### [Requirements]
Reproduce everything from the line containing "Patent image size: (893, 830)." down to the line containing "The bubbles 60 is at (267, 413).", renaming "surfactant" to "dispersant" and leaving all else unchanged.

### [Data shown]
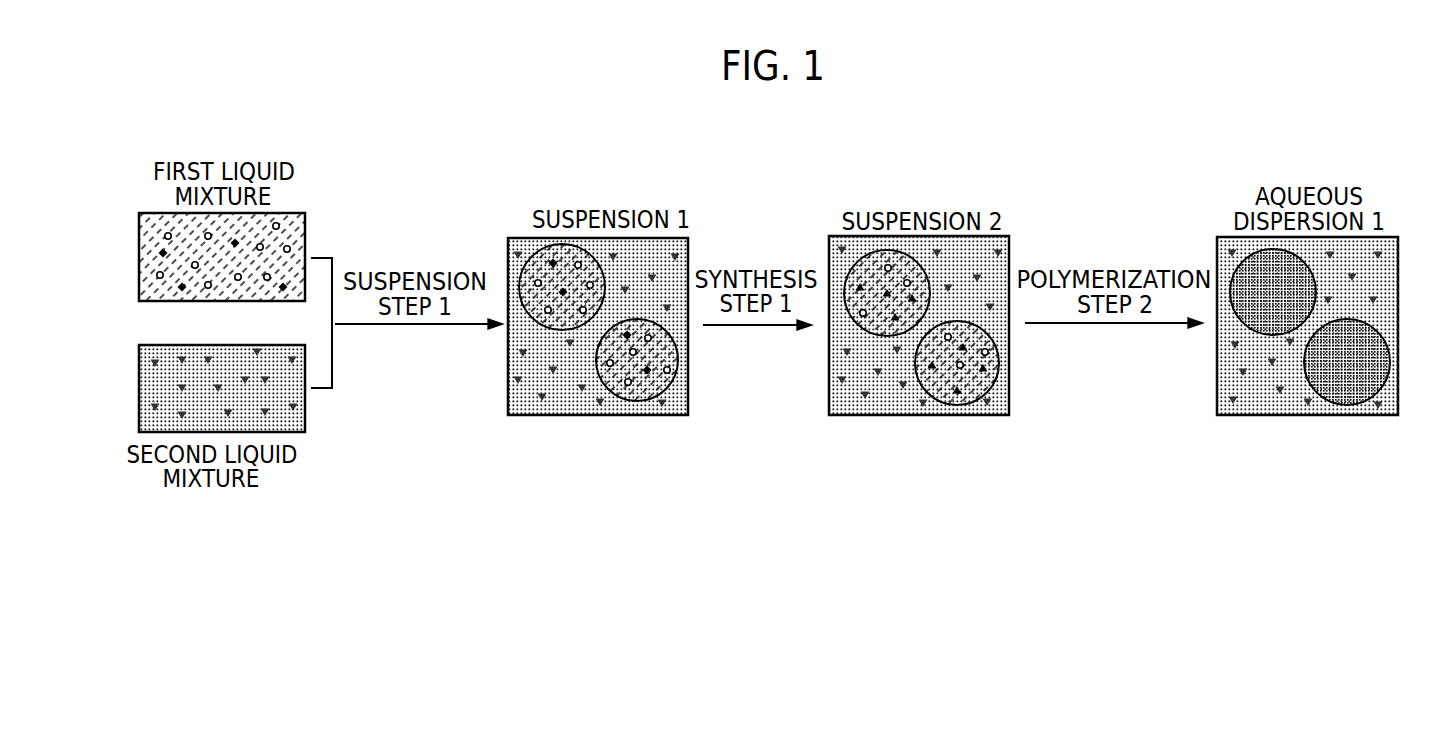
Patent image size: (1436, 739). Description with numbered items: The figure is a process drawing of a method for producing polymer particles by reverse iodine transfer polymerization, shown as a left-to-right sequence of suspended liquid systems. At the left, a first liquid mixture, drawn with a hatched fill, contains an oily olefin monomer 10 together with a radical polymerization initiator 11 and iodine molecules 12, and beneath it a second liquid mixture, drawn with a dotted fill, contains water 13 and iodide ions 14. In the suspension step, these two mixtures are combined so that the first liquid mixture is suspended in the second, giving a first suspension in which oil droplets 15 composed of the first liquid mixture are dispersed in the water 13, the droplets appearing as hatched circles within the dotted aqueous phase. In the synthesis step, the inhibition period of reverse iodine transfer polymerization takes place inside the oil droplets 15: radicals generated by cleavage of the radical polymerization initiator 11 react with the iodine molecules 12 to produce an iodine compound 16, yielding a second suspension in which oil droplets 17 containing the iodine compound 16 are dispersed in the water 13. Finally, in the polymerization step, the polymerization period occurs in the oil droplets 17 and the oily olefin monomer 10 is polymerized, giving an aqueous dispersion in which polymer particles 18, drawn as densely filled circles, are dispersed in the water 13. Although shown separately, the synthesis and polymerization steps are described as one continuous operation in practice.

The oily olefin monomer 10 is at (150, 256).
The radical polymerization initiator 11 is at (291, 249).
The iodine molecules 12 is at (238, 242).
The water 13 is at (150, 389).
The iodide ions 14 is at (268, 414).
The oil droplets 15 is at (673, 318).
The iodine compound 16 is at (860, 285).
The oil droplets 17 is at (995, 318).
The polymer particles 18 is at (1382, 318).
--
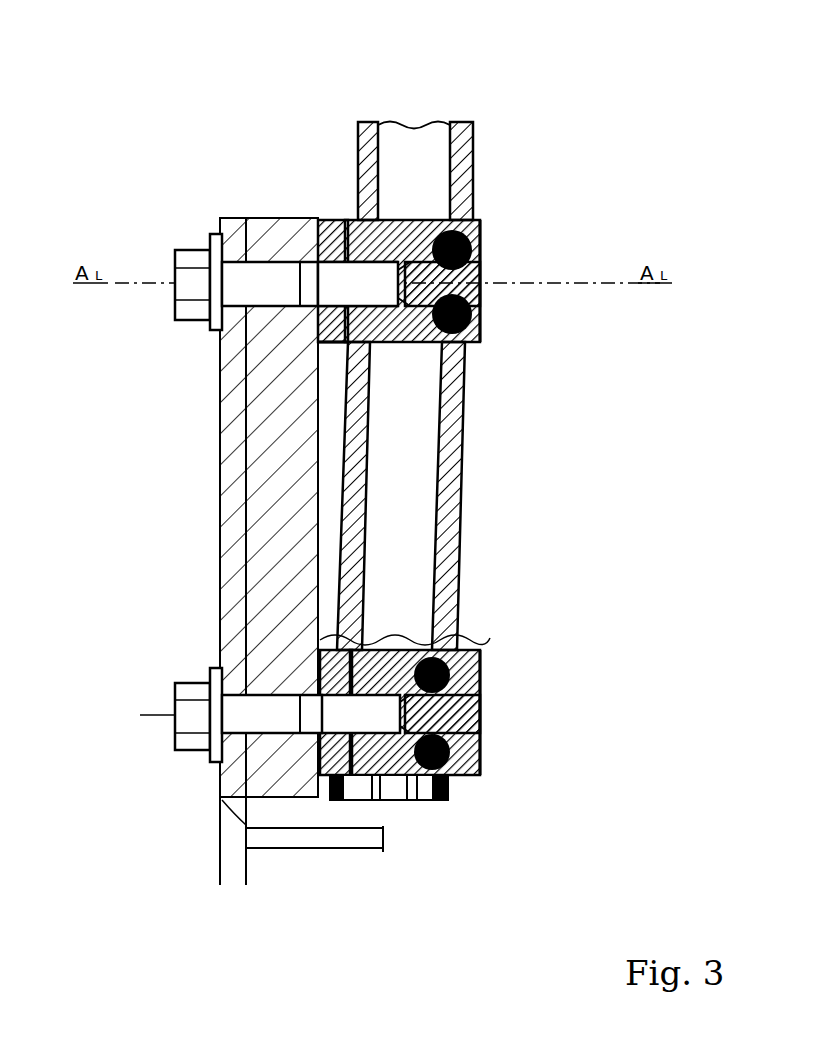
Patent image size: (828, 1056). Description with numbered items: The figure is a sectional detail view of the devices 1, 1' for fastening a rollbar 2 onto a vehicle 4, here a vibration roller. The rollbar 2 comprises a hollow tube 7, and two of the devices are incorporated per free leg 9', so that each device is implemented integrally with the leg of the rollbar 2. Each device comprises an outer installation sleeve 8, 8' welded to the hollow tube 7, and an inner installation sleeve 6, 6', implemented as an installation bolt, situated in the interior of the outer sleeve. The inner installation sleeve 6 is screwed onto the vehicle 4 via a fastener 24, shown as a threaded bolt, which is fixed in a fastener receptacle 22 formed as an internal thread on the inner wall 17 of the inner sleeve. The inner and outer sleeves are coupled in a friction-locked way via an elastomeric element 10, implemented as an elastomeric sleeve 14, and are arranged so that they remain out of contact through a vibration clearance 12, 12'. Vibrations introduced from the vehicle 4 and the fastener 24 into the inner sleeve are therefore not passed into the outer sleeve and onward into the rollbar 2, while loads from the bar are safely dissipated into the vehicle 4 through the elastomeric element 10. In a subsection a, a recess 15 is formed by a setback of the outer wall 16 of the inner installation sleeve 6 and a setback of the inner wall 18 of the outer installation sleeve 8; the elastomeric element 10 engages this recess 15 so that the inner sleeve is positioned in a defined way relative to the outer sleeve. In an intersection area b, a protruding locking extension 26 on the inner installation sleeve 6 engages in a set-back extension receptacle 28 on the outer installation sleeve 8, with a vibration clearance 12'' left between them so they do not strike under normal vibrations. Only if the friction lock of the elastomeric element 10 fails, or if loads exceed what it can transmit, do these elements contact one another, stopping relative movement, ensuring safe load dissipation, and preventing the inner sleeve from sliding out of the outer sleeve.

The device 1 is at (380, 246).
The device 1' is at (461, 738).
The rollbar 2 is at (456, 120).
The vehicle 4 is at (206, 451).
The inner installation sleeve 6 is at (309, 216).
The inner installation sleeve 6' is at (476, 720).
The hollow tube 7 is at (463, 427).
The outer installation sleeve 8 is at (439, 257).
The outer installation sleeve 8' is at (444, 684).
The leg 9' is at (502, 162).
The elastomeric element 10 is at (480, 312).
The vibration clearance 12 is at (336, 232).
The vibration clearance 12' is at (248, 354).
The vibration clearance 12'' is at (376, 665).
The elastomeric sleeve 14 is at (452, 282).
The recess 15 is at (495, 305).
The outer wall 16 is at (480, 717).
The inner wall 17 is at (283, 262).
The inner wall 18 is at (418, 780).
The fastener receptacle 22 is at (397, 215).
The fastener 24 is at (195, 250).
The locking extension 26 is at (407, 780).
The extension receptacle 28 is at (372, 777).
--
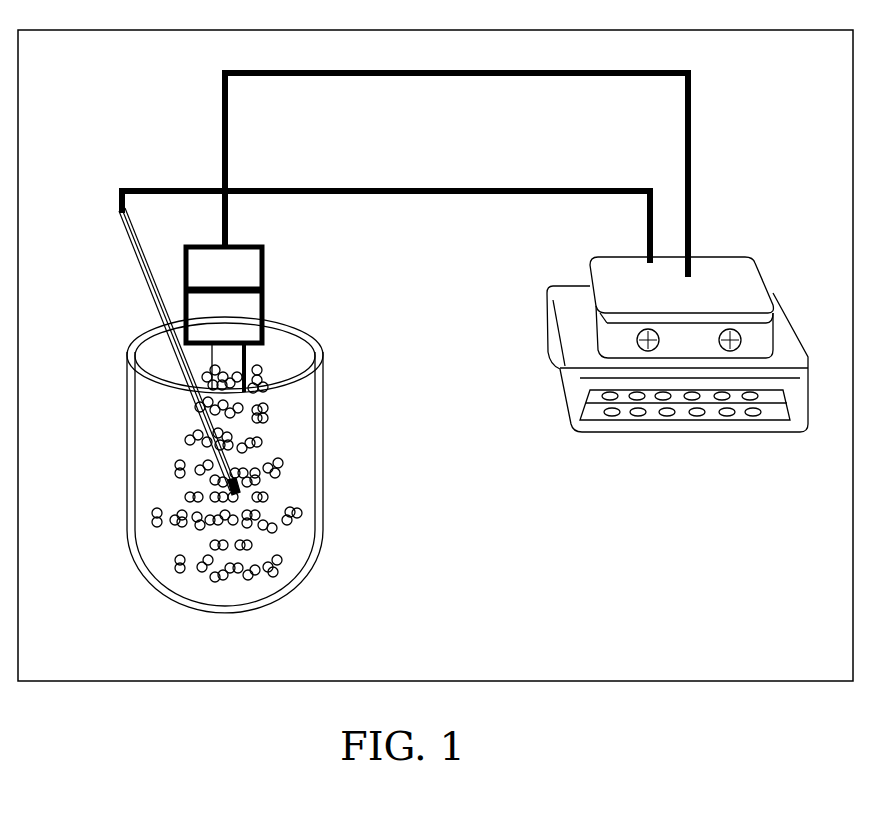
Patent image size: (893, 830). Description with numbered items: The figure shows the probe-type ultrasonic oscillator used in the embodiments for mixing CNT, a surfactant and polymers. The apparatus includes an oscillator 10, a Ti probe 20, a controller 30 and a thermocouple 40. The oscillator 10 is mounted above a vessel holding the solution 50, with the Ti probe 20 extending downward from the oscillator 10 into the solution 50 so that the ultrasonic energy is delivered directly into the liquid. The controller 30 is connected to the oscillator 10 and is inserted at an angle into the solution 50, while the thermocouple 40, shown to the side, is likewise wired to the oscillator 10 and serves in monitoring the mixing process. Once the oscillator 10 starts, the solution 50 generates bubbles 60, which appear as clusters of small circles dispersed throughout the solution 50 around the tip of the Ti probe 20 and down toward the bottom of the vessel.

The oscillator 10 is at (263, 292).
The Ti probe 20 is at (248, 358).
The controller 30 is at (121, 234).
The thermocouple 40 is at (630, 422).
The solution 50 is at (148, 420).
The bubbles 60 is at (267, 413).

### [Completed exercise]
Patent image size: (893, 830). Description with numbered items: The figure shows the probe-type ultrasonic oscillator used in the embodiments for mixing CNT, a dispersant and polymers. The apparatus includes an oscillator 10, a Ti probe 20, a controller 30 and a thermocouple 40. The oscillator 10 is mounted above a vessel holding the solution 50, with the Ti probe 20 extending downward from the oscillator 10 into the solution 50 so that the ultrasonic energy is delivered directly into the liquid. The controller 30 is connected to the oscillator 10 and is inserted at an angle into the solution 50, while the thermocouple 40, shown to the side, is likewise wired to the oscillator 10 and serves in monitoring the mixing process. Once the oscillator 10 starts, the solution 50 generates bubbles 60, which appear as clusters of small circles dispersed throughout the solution 50 around the tip of the Ti probe 20 and down toward the bottom of the vessel.

The oscillator 10 is at (263, 292).
The Ti probe 20 is at (248, 358).
The controller 30 is at (121, 234).
The thermocouple 40 is at (630, 422).
The solution 50 is at (148, 420).
The bubbles 60 is at (267, 413).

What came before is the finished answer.